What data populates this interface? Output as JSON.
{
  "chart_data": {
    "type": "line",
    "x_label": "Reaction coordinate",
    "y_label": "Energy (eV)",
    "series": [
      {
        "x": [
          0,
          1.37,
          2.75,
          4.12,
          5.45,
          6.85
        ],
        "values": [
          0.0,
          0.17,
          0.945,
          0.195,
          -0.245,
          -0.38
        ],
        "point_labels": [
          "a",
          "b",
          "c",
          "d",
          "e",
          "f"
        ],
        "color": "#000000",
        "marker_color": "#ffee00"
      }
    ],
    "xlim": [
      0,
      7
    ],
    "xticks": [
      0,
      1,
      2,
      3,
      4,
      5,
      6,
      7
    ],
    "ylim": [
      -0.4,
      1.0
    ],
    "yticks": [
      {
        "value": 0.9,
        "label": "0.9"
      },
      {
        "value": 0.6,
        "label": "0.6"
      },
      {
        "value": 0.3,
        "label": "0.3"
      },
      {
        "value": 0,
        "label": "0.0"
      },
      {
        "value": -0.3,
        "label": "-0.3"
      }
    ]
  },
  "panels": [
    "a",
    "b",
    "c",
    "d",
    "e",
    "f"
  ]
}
★ ★ ★ ★ ★
- **SET TASK**
Write out the whole listing again. Match it word for word.

- **THE OUTPUT**
What data populates this interface? Output as JSON.
{
  "chart_data": {
    "type": "line",
    "x_label": "Reaction coordinate",
    "y_label": "Energy (eV)",
    "series": [
      {
        "x": [
          0,
          1.37,
          2.75,
          4.12,
          5.45,
          6.85
        ],
        "values": [
          0.0,
          0.17,
          0.945,
          0.195,
          -0.245,
          -0.38
        ],
        "point_labels": [
          "a",
          "b",
          "c",
          "d",
          "e",
          "f"
        ],
        "color": "#000000",
        "marker_color": "#ffee00"
      }
    ],
    "xlim": [
      0,
      7
    ],
    "xticks": [
      0,
      1,
      2,
      3,
      4,
      5,
      6,
      7
    ],
    "ylim": [
      -0.4,
      1.0
    ],
    "yticks": [
      {
        "value": 0.9,
        "label": "0.9"
      },
      {
        "value": 0.6,
        "label": "0.6"
      },
      {
        "value": 0.3,
        "label": "0.3"
      },
      {
        "value": 0,
        "label": "0.0"
      },
      {
        "value": -0.3,
        "label": "-0.3"
      }
    ]
  },
  "panels": [
    "a",
    "b",
    "c",
    "d",
    "e",
    "f"
  ]
}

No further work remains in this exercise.